> **Records to process**
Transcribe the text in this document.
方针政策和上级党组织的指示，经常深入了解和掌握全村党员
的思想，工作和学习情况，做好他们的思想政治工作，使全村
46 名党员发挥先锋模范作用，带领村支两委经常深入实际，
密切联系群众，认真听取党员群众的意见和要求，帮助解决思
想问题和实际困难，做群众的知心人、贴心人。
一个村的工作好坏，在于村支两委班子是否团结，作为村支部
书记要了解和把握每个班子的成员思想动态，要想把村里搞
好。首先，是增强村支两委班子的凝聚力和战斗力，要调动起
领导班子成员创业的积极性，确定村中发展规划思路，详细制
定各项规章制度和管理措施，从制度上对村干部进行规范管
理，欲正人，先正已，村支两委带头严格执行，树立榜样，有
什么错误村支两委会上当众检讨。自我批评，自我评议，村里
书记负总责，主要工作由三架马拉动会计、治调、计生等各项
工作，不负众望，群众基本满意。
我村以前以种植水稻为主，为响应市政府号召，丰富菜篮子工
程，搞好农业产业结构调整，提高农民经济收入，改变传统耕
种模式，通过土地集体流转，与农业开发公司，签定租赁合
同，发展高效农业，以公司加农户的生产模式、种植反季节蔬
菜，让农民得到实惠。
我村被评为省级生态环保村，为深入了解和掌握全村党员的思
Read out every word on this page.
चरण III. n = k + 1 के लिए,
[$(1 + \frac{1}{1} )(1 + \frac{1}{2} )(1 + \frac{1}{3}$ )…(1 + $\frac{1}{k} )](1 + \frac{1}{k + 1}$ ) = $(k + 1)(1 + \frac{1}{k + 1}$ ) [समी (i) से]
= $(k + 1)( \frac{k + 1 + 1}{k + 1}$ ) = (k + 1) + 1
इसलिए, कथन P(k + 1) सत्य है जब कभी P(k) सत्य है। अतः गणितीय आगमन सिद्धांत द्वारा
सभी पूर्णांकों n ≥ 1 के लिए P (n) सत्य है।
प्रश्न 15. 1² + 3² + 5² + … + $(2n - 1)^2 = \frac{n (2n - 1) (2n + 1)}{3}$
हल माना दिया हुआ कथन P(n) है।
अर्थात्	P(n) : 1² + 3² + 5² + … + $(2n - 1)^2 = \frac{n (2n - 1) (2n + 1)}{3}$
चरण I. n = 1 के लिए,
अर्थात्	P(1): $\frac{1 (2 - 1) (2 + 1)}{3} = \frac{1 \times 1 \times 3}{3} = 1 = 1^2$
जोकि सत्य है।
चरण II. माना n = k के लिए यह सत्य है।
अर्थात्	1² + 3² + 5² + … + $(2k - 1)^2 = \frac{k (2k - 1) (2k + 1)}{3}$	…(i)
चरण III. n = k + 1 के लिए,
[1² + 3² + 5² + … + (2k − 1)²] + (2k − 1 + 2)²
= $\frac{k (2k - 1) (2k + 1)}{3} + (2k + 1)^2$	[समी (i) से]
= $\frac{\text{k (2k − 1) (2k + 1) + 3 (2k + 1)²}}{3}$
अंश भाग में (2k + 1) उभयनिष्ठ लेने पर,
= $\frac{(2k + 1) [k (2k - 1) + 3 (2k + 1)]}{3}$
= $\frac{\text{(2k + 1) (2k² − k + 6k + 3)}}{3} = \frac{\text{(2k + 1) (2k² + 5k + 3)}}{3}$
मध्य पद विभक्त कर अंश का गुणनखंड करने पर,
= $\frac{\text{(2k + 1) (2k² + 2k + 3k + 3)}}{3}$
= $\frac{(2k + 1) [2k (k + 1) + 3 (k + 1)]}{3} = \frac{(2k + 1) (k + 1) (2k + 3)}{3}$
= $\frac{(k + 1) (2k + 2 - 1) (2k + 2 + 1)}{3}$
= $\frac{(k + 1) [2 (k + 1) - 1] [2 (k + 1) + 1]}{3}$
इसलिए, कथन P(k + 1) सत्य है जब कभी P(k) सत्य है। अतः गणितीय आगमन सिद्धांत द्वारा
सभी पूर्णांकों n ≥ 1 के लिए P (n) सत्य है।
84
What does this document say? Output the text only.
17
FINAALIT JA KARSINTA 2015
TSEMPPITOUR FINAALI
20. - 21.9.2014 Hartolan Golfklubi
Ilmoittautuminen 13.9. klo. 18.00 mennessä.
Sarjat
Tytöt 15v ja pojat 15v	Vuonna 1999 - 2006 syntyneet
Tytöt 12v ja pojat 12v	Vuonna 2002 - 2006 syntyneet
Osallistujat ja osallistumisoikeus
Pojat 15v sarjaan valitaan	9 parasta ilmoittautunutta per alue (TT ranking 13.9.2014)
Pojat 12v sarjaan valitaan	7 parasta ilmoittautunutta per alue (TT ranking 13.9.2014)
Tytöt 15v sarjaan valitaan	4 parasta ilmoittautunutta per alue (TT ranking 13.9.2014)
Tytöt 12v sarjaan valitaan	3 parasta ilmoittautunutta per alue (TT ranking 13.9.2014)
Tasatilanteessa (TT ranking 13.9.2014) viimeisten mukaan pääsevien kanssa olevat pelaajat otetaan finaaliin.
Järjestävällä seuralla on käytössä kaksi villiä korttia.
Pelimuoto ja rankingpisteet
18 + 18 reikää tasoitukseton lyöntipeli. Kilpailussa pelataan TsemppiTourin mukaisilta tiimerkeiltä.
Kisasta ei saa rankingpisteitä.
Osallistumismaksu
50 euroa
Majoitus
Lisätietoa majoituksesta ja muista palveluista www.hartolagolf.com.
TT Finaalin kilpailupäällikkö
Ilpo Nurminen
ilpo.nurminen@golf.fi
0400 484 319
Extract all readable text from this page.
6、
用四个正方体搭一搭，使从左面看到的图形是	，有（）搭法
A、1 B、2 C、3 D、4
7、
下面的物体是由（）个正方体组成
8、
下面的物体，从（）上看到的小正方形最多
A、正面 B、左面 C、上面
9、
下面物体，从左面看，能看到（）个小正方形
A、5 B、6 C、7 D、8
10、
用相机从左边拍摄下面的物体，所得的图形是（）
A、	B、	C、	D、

> **Short exercise**
Write out the data again, exactly and in full.

> **Exercise result**
Transcribe the text in this document.
方针政策和上级党组织的指示，经常深入了解和掌握全村党员
的思想，工作和学习情况，做好他们的思想政治工作，使全村
46 名党员发挥先锋模范作用，带领村支两委经常深入实际，
密切联系群众，认真听取党员群众的意见和要求，帮助解决思
想问题和实际困难，做群众的知心人、贴心人。
一个村的工作好坏，在于村支两委班子是否团结，作为村支部
书记要了解和把握每个班子的成员思想动态，要想把村里搞
好。首先，是增强村支两委班子的凝聚力和战斗力，要调动起
领导班子成员创业的积极性，确定村中发展规划思路，详细制
定各项规章制度和管理措施，从制度上对村干部进行规范管
理，欲正人，先正已，村支两委带头严格执行，树立榜样，有
什么错误村支两委会上当众检讨。自我批评，自我评议，村里
书记负总责，主要工作由三架马拉动会计、治调、计生等各项
工作，不负众望，群众基本满意。
我村以前以种植水稻为主，为响应市政府号召，丰富菜篮子工
程，搞好农业产业结构调整，提高农民经济收入，改变传统耕
种模式，通过土地集体流转，与农业开发公司，签定租赁合
同，发展高效农业，以公司加农户的生产模式、种植反季节蔬
菜，让农民得到实惠。
我村被评为省级生态环保村，为深入了解和掌握全村党员的思
Read out every word on this page.
चरण III. n = k + 1 के लिए,
[$(1 + \frac{1}{1} )(1 + \frac{1}{2} )(1 + \frac{1}{3}$ )…(1 + $\frac{1}{k} )](1 + \frac{1}{k + 1}$ ) = $(k + 1)(1 + \frac{1}{k + 1}$ ) [समी (i) से]
= $(k + 1)( \frac{k + 1 + 1}{k + 1}$ ) = (k + 1) + 1
इसलिए, कथन P(k + 1) सत्य है जब कभी P(k) सत्य है। अतः गणितीय आगमन सिद्धांत द्वारा
सभी पूर्णांकों n ≥ 1 के लिए P (n) सत्य है।
प्रश्न 15. 1² + 3² + 5² + … + $(2n - 1)^2 = \frac{n (2n - 1) (2n + 1)}{3}$
हल माना दिया हुआ कथन P(n) है।
अर्थात्	P(n) : 1² + 3² + 5² + … + $(2n - 1)^2 = \frac{n (2n - 1) (2n + 1)}{3}$
चरण I. n = 1 के लिए,
अर्थात्	P(1): $\frac{1 (2 - 1) (2 + 1)}{3} = \frac{1 \times 1 \times 3}{3} = 1 = 1^2$
जोकि सत्य है।
चरण II. माना n = k के लिए यह सत्य है।
अर्थात्	1² + 3² + 5² + … + $(2k - 1)^2 = \frac{k (2k - 1) (2k + 1)}{3}$	…(i)
चरण III. n = k + 1 के लिए,
[1² + 3² + 5² + … + (2k − 1)²] + (2k − 1 + 2)²
= $\frac{k (2k - 1) (2k + 1)}{3} + (2k + 1)^2$	[समी (i) से]
= $\frac{\text{k (2k − 1) (2k + 1) + 3 (2k + 1)²}}{3}$
अंश भाग में (2k + 1) उभयनिष्ठ लेने पर,
= $\frac{(2k + 1) [k (2k - 1) + 3 (2k + 1)]}{3}$
= $\frac{\text{(2k + 1) (2k² − k + 6k + 3)}}{3} = \frac{\text{(2k + 1) (2k² + 5k + 3)}}{3}$
मध्य पद विभक्त कर अंश का गुणनखंड करने पर,
= $\frac{\text{(2k + 1) (2k² + 2k + 3k + 3)}}{3}$
= $\frac{(2k + 1) [2k (k + 1) + 3 (k + 1)]}{3} = \frac{(2k + 1) (k + 1) (2k + 3)}{3}$
= $\frac{(k + 1) (2k + 2 - 1) (2k + 2 + 1)}{3}$
= $\frac{(k + 1) [2 (k + 1) - 1] [2 (k + 1) + 1]}{3}$
इसलिए, कथन P(k + 1) सत्य है जब कभी P(k) सत्य है। अतः गणितीय आगमन सिद्धांत द्वारा
सभी पूर्णांकों n ≥ 1 के लिए P (n) सत्य है।
84
What does this document say? Output the text only.
17
FINAALIT JA KARSINTA 2015
TSEMPPITOUR FINAALI
20. - 21.9.2014 Hartolan Golfklubi
Ilmoittautuminen 13.9. klo. 18.00 mennessä.
Sarjat
Tytöt 15v ja pojat 15v	Vuonna 1999 - 2006 syntyneet
Tytöt 12v ja pojat 12v	Vuonna 2002 - 2006 syntyneet
Osallistujat ja osallistumisoikeus
Pojat 15v sarjaan valitaan	9 parasta ilmoittautunutta per alue (TT ranking 13.9.2014)
Pojat 12v sarjaan valitaan	7 parasta ilmoittautunutta per alue (TT ranking 13.9.2014)
Tytöt 15v sarjaan valitaan	4 parasta ilmoittautunutta per alue (TT ranking 13.9.2014)
Tytöt 12v sarjaan valitaan	3 parasta ilmoittautunutta per alue (TT ranking 13.9.2014)
Tasatilanteessa (TT ranking 13.9.2014) viimeisten mukaan pääsevien kanssa olevat pelaajat otetaan finaaliin.
Järjestävällä seuralla on käytössä kaksi villiä korttia.
Pelimuoto ja rankingpisteet
18 + 18 reikää tasoitukseton lyöntipeli. Kilpailussa pelataan TsemppiTourin mukaisilta tiimerkeiltä.
Kisasta ei saa rankingpisteitä.
Osallistumismaksu
50 euroa
Majoitus
Lisätietoa majoituksesta ja muista palveluista www.hartolagolf.com.
TT Finaalin kilpailupäällikkö
Ilpo Nurminen
ilpo.nurminen@golf.fi
0400 484 319
Extract all readable text from this page.
6、
用四个正方体搭一搭，使从左面看到的图形是	，有（）搭法
A、1 B、2 C、3 D、4
7、
下面的物体是由（）个正方体组成
8、
下面的物体，从（）上看到的小正方形最多
A、正面 B、左面 C、上面
9、
下面物体，从左面看，能看到（）个小正方形
A、5 B、6 C、7 D、8
10、
用相机从左边拍摄下面的物体，所得的图形是（）
A、	B、	C、	D、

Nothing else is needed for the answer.